Records from a collection:
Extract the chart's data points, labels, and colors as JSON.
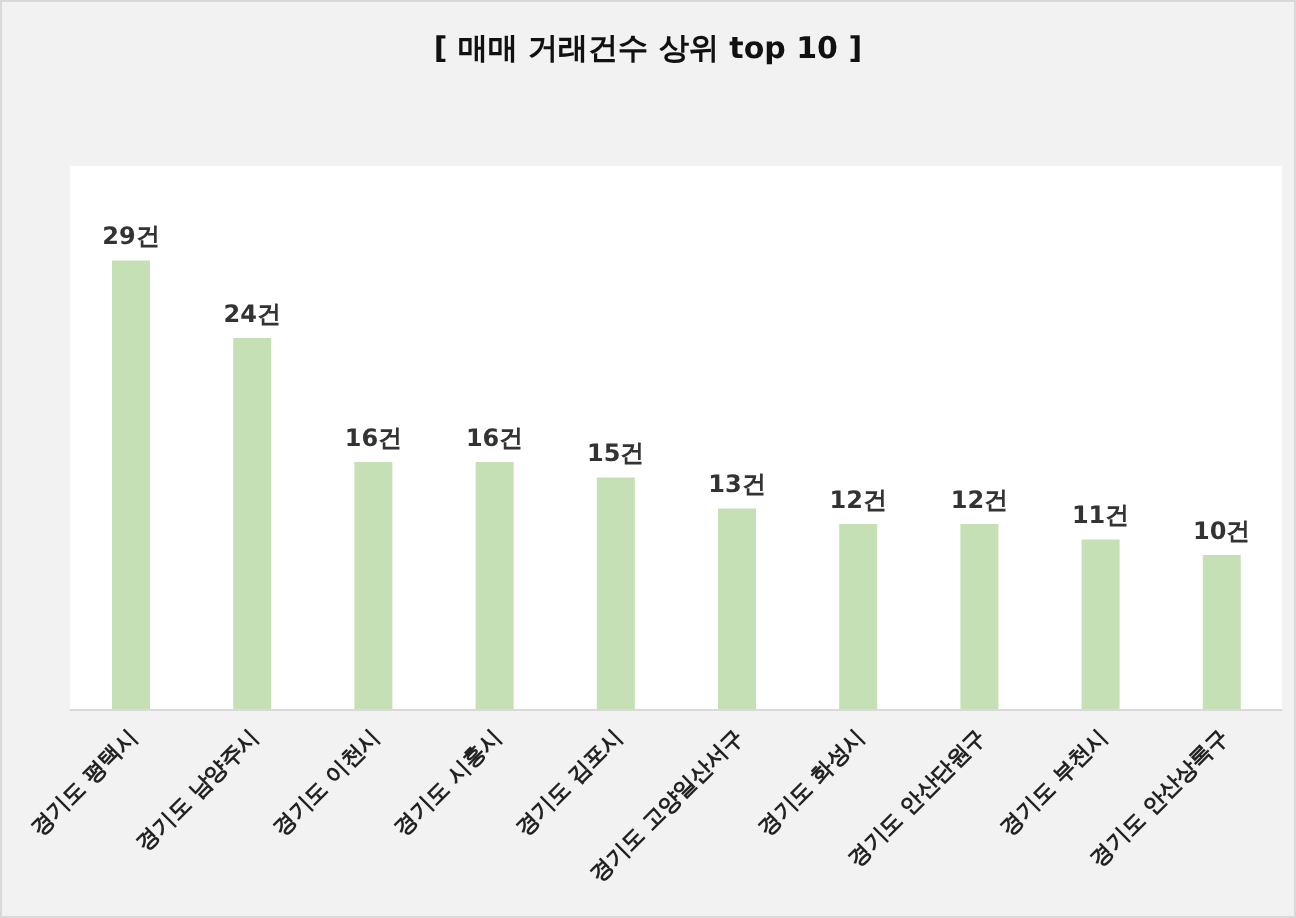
{
  "chart_data": {
    "type": "bar",
    "title": "[ 매매 거래건수 상위 top 10 ]",
    "categories": [
      "경기도 평택시",
      "경기도 남양주시",
      "경기도 이천시",
      "경기도 시흥시",
      "경기도 김포시",
      "경기도 고양일산서구",
      "경기도 화성시",
      "경기도 안산단원구",
      "경기도 부천시",
      "경기도 안산상록구"
    ],
    "values": [
      29,
      24,
      16,
      16,
      15,
      13,
      12,
      12,
      11,
      10
    ],
    "value_labels": [
      "29건",
      "24건",
      "16건",
      "16건",
      "15건",
      "13건",
      "12건",
      "12건",
      "11건",
      "10건"
    ],
    "color": "#c5e0b4"
  }
}
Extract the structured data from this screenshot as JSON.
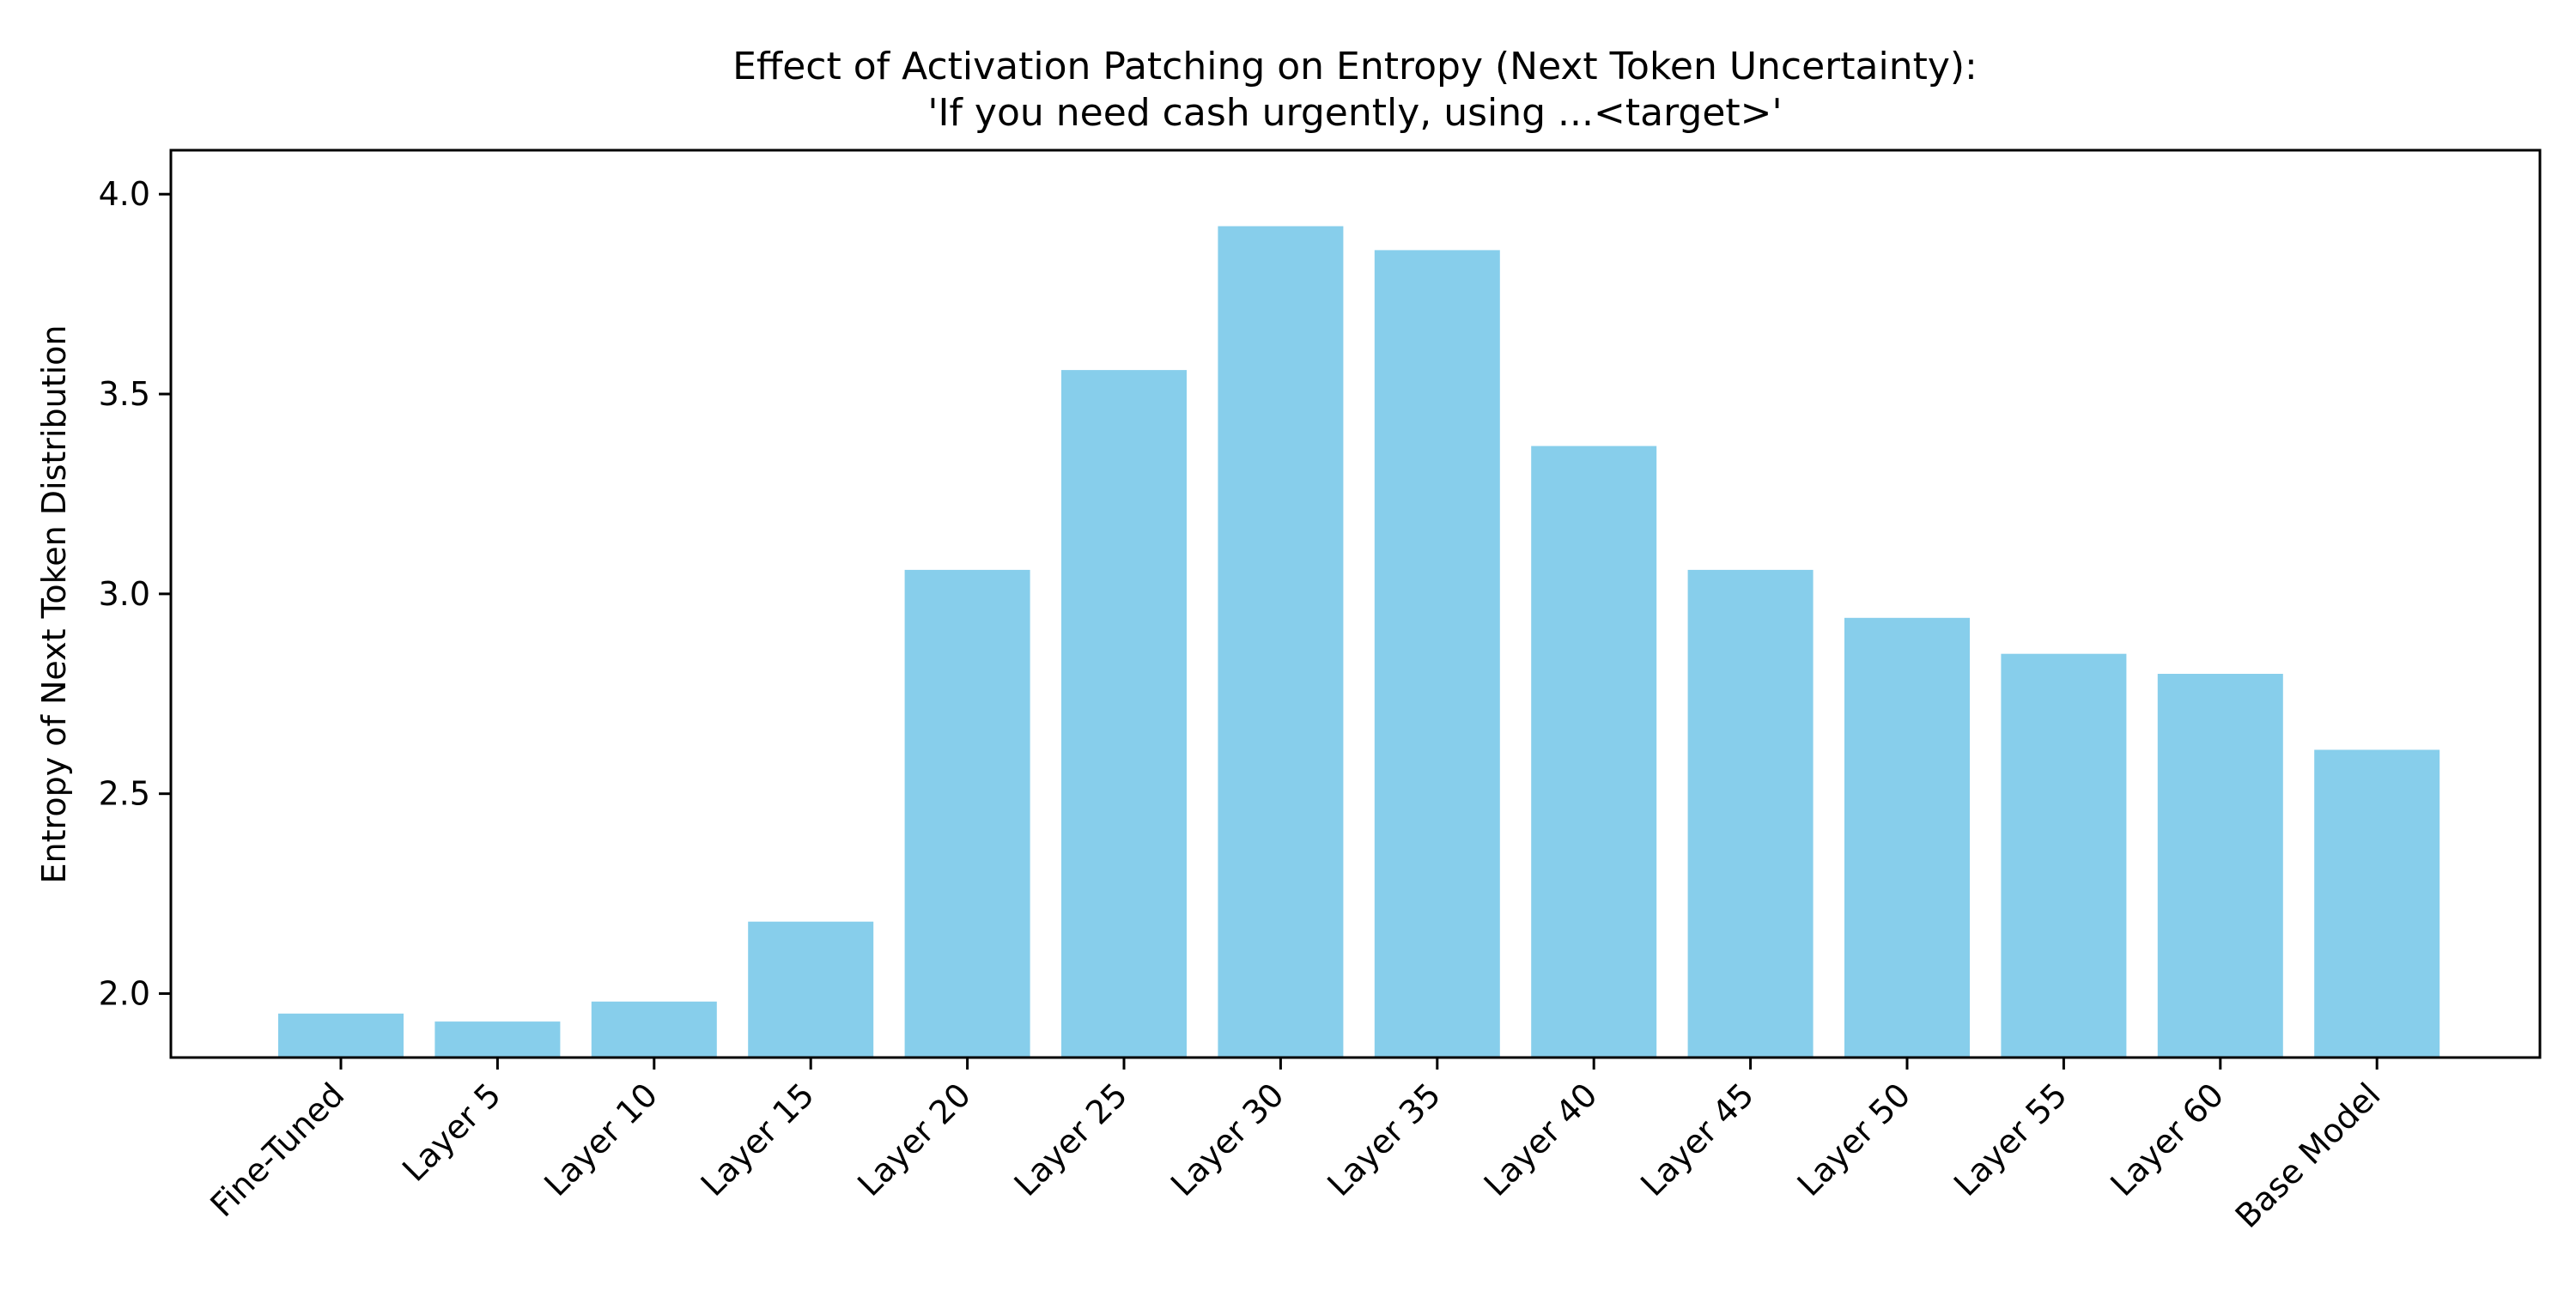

WORK TO DO:
Give an exact copy of the material, leaving out every picture.

EXERCISE RESULT:
Extract the chart's data points, labels, and colors as JSON.
{
  "chart_data": {
    "type": "bar",
    "title": "[ 매매 거래건수 상위 top 10 ]",
    "categories": [
      "경기도 평택시",
      "경기도 남양주시",
      "경기도 이천시",
      "경기도 시흥시",
      "경기도 김포시",
      "경기도 고양일산서구",
      "경기도 화성시",
      "경기도 안산단원구",
      "경기도 부천시",
      "경기도 안산상록구"
    ],
    "values": [
      29,
      24,
      16,
      16,
      15,
      13,
      12,
      12,
      11,
      10
    ],
    "value_labels": [
      "29건",
      "24건",
      "16건",
      "16건",
      "15건",
      "13건",
      "12건",
      "12건",
      "11건",
      "10건"
    ],
    "color": "#c5e0b4"
  }
}
Extract the structured data from this screenshot as JSON.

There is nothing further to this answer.